Given problem
Word for word, print each line of the listing below; pictures stay out.

===== Data provided

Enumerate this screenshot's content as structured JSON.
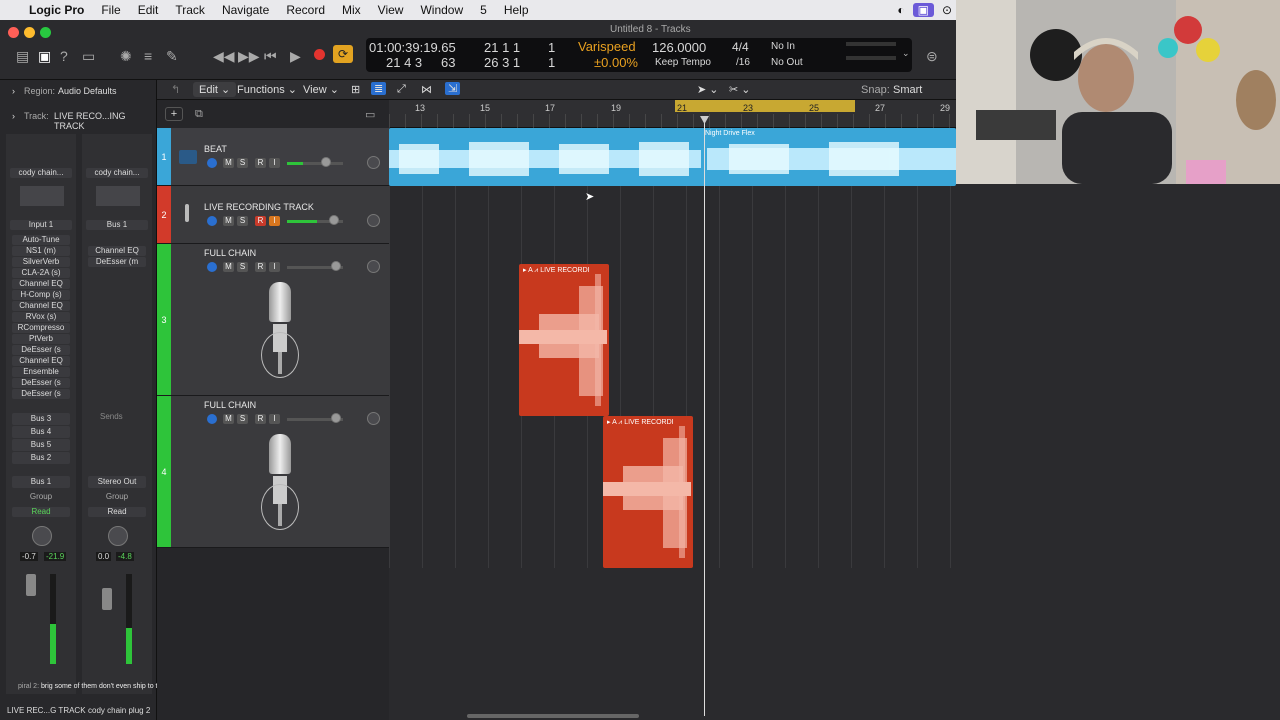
{
  "menubar": {
    "app": "Logic Pro",
    "items": [
      "File",
      "Edit",
      "Track",
      "Navigate",
      "Record",
      "Mix",
      "View",
      "Window",
      "5",
      "Help"
    ]
  },
  "window": {
    "title": "Untitled 8 - Tracks"
  },
  "lcd": {
    "smpte": "01:00:39:19.65",
    "bars_top": "21  1  1",
    "bars_top_tick": "1",
    "bars_bottom_left": "21  4  3",
    "bars_bottom_tick": "63",
    "bars_bottom2": "26  3  1",
    "bars_bottom2_tick": "1",
    "varispeed": "Varispeed",
    "varispeed_val": "±0.00%",
    "tempo": "126.0000",
    "keep_tempo": "Keep Tempo",
    "sig": "4/4",
    "div": "/16",
    "in": "No In",
    "out": "No Out"
  },
  "inspector": {
    "region_label": "Region:",
    "region_value": "Audio Defaults",
    "track_label": "Track:",
    "track_value": "LIVE RECO...ING TRACK",
    "left_strip": {
      "setting": "cody chain...",
      "input": "Input 1",
      "plugins": [
        "Auto-Tune",
        "NS1 (m)",
        "SilverVerb",
        "CLA-2A (s)",
        "Channel EQ",
        "H-Comp (s)",
        "Channel EQ",
        "RVox (s)",
        "RCompresso",
        "PtVerb",
        "DeEsser (s",
        "Channel EQ",
        "Ensemble",
        "DeEsser (s",
        "DeEsser (s"
      ],
      "sends": [
        "Bus 3",
        "Bus 4",
        "Bus 5",
        "Bus 2"
      ],
      "output": "Bus 1",
      "group": "Group",
      "automation": "Read",
      "vol": "-0.7",
      "peak": "-21.9",
      "name": "LIVE REC...G TRACK"
    },
    "right_strip": {
      "setting": "cody chain...",
      "input": "Bus 1",
      "plugins": [
        "Channel EQ",
        "DeEsser (m"
      ],
      "sends_label": "Sends",
      "output": "Stereo Out",
      "group": "Group",
      "automation": "Read",
      "vol": "0.0",
      "peak": "-4.8",
      "name": "cody chain plug 2"
    }
  },
  "tracks_toolbar": {
    "edit": "Edit",
    "functions": "Functions",
    "view": "View",
    "snap_label": "Snap:",
    "snap_value": "Smart"
  },
  "ruler": {
    "bars": [
      "13",
      "15",
      "17",
      "19",
      "21",
      "23",
      "25",
      "27",
      "29"
    ]
  },
  "tracks": [
    {
      "num": "1",
      "name": "BEAT",
      "color": "#3aa6d8"
    },
    {
      "num": "2",
      "name": "LIVE RECORDING TRACK",
      "color": "#d23a2a"
    },
    {
      "num": "3",
      "name": "FULL CHAIN",
      "color": "#2ec43a"
    },
    {
      "num": "4",
      "name": "FULL CHAIN",
      "color": "#2ec43a"
    }
  ],
  "regions": {
    "beat_label": "Night Drive Flex",
    "rec1_label": "LIVE RECORDI",
    "rec2_label": "LIVE RECORDI"
  },
  "subtitle": "brig some of them don't even ship to the uk on zendrop",
  "subtitle_prefix": "piral 2:"
}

==========

Task result
Enumerate this screenshot's content as structured JSON.
{
  "menubar": {
    "app": "Logic Pro",
    "items": [
      "File",
      "Edit",
      "Track",
      "Navigate",
      "Record",
      "Mix",
      "View",
      "Window",
      "5",
      "Help"
    ]
  },
  "window": {
    "title": "Untitled 8 - Tracks"
  },
  "lcd": {
    "smpte": "01:00:39:19.65",
    "bars_top": "21  1  1",
    "bars_top_tick": "1",
    "bars_bottom_left": "21  4  3",
    "bars_bottom_tick": "63",
    "bars_bottom2": "26  3  1",
    "bars_bottom2_tick": "1",
    "varispeed": "Varispeed",
    "varispeed_val": "±0.00%",
    "tempo": "126.0000",
    "keep_tempo": "Keep Tempo",
    "sig": "4/4",
    "div": "/16",
    "in": "No In",
    "out": "No Out"
  },
  "inspector": {
    "region_label": "Region:",
    "region_value": "Audio Defaults",
    "track_label": "Track:",
    "track_value": "LIVE RECO...ING TRACK",
    "left_strip": {
      "setting": "cody chain...",
      "input": "Input 1",
      "plugins": [
        "Auto-Tune",
        "NS1 (m)",
        "SilverVerb",
        "CLA-2A (s)",
        "Channel EQ",
        "H-Comp (s)",
        "Channel EQ",
        "RVox (s)",
        "RCompresso",
        "PtVerb",
        "DeEsser (s",
        "Channel EQ",
        "Ensemble",
        "DeEsser (s",
        "DeEsser (s"
      ],
      "sends": [
        "Bus 3",
        "Bus 4",
        "Bus 5",
        "Bus 2"
      ],
      "output": "Bus 1",
      "group": "Group",
      "automation": "Read",
      "vol": "-0.7",
      "peak": "-21.9",
      "name": "LIVE REC...G TRACK"
    },
    "right_strip": {
      "setting": "cody chain...",
      "input": "Bus 1",
      "plugins": [
        "Channel EQ",
        "DeEsser (m"
      ],
      "sends_label": "Sends",
      "output": "Stereo Out",
      "group": "Group",
      "automation": "Read",
      "vol": "0.0",
      "peak": "-4.8",
      "name": "cody chain plug 2"
    }
  },
  "tracks_toolbar": {
    "edit": "Edit",
    "functions": "Functions",
    "view": "View",
    "snap_label": "Snap:",
    "snap_value": "Smart"
  },
  "ruler": {
    "bars": [
      "13",
      "15",
      "17",
      "19",
      "21",
      "23",
      "25",
      "27",
      "29"
    ]
  },
  "tracks": [
    {
      "num": "1",
      "name": "BEAT",
      "color": "#3aa6d8"
    },
    {
      "num": "2",
      "name": "LIVE RECORDING TRACK",
      "color": "#d23a2a"
    },
    {
      "num": "3",
      "name": "FULL CHAIN",
      "color": "#2ec43a"
    },
    {
      "num": "4",
      "name": "FULL CHAIN",
      "color": "#2ec43a"
    }
  ],
  "regions": {
    "beat_label": "Night Drive Flex",
    "rec1_label": "LIVE RECORDI",
    "rec2_label": "LIVE RECORDI"
  },
  "subtitle": "brig some of them don't even ship to the uk on zendrop",
  "subtitle_prefix": "piral 2:"
}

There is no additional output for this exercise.